### To be done
Show every line containing "title" by copying it.

──────────

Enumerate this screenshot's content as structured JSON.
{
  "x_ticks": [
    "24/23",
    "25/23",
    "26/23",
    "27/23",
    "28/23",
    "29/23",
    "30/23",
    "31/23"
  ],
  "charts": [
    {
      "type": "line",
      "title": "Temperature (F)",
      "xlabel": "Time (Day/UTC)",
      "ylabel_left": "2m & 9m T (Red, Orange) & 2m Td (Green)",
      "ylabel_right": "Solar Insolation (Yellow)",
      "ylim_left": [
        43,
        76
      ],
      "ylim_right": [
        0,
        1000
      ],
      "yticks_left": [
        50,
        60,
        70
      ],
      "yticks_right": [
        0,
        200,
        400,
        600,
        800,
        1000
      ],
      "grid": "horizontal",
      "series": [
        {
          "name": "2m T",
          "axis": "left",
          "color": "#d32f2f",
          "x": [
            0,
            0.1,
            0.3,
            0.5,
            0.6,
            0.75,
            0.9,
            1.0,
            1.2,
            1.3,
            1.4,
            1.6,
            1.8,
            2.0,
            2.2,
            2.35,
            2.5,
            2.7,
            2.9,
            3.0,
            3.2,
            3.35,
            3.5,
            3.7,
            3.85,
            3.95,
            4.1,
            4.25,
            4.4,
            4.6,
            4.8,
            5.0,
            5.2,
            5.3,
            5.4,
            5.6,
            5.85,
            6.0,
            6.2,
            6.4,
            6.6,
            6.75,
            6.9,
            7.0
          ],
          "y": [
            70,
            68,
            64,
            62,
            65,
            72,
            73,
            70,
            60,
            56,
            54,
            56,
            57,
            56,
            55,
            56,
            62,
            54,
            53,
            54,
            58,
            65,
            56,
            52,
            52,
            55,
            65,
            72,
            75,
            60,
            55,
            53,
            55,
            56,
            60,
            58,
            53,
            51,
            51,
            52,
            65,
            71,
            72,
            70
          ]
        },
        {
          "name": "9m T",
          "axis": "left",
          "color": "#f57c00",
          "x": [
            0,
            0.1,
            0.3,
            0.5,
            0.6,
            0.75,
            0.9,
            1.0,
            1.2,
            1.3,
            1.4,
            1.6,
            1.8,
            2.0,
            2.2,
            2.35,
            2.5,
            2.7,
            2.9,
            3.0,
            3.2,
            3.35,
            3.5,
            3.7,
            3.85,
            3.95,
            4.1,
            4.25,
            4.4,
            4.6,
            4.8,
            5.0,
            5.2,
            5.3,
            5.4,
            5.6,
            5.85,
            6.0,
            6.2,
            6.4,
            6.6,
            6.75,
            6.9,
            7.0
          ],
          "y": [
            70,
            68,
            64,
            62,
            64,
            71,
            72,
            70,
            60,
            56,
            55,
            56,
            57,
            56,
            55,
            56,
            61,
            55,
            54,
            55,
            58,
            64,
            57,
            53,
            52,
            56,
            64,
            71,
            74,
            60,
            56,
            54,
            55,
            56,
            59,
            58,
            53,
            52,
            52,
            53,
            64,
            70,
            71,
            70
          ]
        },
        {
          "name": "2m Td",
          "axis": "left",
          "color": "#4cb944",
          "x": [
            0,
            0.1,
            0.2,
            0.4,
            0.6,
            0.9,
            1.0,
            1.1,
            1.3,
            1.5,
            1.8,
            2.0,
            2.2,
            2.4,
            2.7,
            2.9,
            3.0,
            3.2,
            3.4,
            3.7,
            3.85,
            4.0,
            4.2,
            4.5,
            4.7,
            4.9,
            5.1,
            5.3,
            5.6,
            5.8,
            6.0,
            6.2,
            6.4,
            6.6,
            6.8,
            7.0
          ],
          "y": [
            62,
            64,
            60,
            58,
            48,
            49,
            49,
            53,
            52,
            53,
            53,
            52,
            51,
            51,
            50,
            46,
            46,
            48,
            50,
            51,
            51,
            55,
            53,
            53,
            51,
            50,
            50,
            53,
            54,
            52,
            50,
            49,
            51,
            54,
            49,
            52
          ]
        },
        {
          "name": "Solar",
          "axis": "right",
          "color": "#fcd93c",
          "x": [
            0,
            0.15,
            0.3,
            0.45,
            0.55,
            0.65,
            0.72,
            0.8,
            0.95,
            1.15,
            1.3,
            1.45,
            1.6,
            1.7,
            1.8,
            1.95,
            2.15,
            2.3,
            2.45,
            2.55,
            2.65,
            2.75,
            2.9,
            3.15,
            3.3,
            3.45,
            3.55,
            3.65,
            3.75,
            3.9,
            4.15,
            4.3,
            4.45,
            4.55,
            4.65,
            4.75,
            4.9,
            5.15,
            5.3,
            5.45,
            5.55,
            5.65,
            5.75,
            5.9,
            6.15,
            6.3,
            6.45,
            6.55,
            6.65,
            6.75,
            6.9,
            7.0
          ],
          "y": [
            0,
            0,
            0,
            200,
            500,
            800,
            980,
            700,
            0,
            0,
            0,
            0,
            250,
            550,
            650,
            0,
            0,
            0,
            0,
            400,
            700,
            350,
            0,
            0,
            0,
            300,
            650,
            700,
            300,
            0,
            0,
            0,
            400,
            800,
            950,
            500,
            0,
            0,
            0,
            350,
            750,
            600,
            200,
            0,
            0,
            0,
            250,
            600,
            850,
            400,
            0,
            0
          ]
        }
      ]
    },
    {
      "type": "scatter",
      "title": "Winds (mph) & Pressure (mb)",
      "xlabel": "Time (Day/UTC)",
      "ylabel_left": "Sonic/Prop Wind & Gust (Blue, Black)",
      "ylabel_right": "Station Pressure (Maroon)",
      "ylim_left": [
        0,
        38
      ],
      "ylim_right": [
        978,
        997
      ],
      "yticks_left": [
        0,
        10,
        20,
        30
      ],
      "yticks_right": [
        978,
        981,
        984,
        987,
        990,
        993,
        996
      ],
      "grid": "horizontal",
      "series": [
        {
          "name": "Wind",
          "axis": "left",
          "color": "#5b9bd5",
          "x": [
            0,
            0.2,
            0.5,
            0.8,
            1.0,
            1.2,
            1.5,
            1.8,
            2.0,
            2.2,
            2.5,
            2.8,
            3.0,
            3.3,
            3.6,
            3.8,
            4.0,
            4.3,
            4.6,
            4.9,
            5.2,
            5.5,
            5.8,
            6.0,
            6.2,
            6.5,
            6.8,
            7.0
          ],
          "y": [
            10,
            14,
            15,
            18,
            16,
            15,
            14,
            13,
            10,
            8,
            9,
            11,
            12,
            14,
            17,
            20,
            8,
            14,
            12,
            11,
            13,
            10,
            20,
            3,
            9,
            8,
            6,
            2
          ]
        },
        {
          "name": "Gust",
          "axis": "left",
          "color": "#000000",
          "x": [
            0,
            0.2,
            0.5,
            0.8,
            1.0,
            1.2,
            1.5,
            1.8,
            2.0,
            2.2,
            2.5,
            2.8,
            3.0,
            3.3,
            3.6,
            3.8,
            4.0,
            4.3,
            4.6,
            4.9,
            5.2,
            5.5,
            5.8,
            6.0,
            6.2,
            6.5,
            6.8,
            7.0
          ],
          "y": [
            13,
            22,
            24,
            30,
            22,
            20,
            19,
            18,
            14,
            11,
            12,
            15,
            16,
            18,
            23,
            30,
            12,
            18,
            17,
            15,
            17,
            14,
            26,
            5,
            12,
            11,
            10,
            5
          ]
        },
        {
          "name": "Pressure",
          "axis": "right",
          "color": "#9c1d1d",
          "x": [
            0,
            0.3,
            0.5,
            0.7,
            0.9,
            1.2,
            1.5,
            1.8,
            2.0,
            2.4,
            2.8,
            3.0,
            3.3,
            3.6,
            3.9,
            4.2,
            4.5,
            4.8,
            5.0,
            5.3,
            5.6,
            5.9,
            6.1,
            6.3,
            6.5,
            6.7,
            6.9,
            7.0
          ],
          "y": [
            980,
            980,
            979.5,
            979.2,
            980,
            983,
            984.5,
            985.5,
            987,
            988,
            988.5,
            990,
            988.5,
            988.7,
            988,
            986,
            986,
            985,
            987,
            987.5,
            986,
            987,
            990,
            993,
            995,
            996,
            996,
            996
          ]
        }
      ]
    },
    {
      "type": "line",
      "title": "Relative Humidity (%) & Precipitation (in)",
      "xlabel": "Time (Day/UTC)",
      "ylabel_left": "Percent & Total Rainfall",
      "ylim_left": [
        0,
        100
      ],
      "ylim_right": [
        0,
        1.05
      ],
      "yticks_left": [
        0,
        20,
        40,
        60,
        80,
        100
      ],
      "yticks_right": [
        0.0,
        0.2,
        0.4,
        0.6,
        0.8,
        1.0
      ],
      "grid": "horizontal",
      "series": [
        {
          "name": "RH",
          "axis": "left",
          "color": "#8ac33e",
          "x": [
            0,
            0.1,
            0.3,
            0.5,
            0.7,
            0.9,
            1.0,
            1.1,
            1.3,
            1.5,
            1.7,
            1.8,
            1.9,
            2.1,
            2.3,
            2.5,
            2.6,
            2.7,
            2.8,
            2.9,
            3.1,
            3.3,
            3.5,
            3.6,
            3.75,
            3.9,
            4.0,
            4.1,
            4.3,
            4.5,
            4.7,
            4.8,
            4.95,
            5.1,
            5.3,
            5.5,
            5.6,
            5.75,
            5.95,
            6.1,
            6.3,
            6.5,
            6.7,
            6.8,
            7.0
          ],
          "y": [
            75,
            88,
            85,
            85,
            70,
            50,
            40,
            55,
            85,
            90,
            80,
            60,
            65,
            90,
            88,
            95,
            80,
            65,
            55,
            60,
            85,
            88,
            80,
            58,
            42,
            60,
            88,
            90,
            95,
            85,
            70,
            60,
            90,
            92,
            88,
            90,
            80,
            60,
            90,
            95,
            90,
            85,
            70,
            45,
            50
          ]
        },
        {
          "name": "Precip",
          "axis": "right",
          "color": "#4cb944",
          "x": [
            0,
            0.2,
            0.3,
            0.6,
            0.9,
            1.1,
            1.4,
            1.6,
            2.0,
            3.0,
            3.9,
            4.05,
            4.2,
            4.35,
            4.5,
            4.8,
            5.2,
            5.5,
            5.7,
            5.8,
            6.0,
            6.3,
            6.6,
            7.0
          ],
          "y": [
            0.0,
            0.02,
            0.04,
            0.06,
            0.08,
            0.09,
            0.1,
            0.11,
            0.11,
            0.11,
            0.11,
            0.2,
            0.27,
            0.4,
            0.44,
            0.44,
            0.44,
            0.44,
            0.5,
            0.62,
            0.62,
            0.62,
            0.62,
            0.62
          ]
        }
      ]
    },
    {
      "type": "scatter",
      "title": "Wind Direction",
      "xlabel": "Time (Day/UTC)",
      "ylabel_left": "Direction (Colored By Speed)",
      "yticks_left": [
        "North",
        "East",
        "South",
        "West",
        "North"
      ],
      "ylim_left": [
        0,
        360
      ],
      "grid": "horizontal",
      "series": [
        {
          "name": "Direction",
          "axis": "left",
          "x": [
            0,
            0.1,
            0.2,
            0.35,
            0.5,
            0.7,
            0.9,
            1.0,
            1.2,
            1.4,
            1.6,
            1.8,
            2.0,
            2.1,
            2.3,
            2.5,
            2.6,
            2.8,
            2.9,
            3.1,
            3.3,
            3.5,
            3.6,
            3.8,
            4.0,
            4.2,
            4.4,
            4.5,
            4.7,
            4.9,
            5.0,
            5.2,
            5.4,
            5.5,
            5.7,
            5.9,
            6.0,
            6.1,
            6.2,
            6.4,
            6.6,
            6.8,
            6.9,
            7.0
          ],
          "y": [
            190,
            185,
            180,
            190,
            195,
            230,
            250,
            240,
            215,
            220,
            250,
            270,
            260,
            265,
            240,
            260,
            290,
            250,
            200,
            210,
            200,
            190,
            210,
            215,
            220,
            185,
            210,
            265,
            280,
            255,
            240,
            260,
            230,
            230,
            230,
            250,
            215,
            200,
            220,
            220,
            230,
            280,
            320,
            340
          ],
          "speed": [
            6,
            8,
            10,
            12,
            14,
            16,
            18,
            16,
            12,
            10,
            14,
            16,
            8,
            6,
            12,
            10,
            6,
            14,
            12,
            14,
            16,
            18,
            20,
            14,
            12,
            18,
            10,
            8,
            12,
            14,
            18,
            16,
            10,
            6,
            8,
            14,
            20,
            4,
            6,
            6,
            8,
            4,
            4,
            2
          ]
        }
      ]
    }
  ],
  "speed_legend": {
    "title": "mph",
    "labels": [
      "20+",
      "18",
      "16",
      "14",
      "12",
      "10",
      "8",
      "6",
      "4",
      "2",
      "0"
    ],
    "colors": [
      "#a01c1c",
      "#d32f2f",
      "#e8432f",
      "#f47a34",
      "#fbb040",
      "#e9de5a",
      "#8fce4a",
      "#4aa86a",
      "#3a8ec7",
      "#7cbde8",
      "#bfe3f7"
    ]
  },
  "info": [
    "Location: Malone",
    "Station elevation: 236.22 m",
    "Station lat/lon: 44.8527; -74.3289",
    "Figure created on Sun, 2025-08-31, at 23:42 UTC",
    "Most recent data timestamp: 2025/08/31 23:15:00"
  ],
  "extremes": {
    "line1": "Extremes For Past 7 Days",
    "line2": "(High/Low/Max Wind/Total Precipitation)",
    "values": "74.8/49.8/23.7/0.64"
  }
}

──────────

### Complete response
      "title": "Temperature (F)",
      "title": "Winds (mph) & Pressure (mb)",
      "title": "Relative Humidity (%) & Precipitation (in)",
      "title": "Wind Direction",
    "title": "mph",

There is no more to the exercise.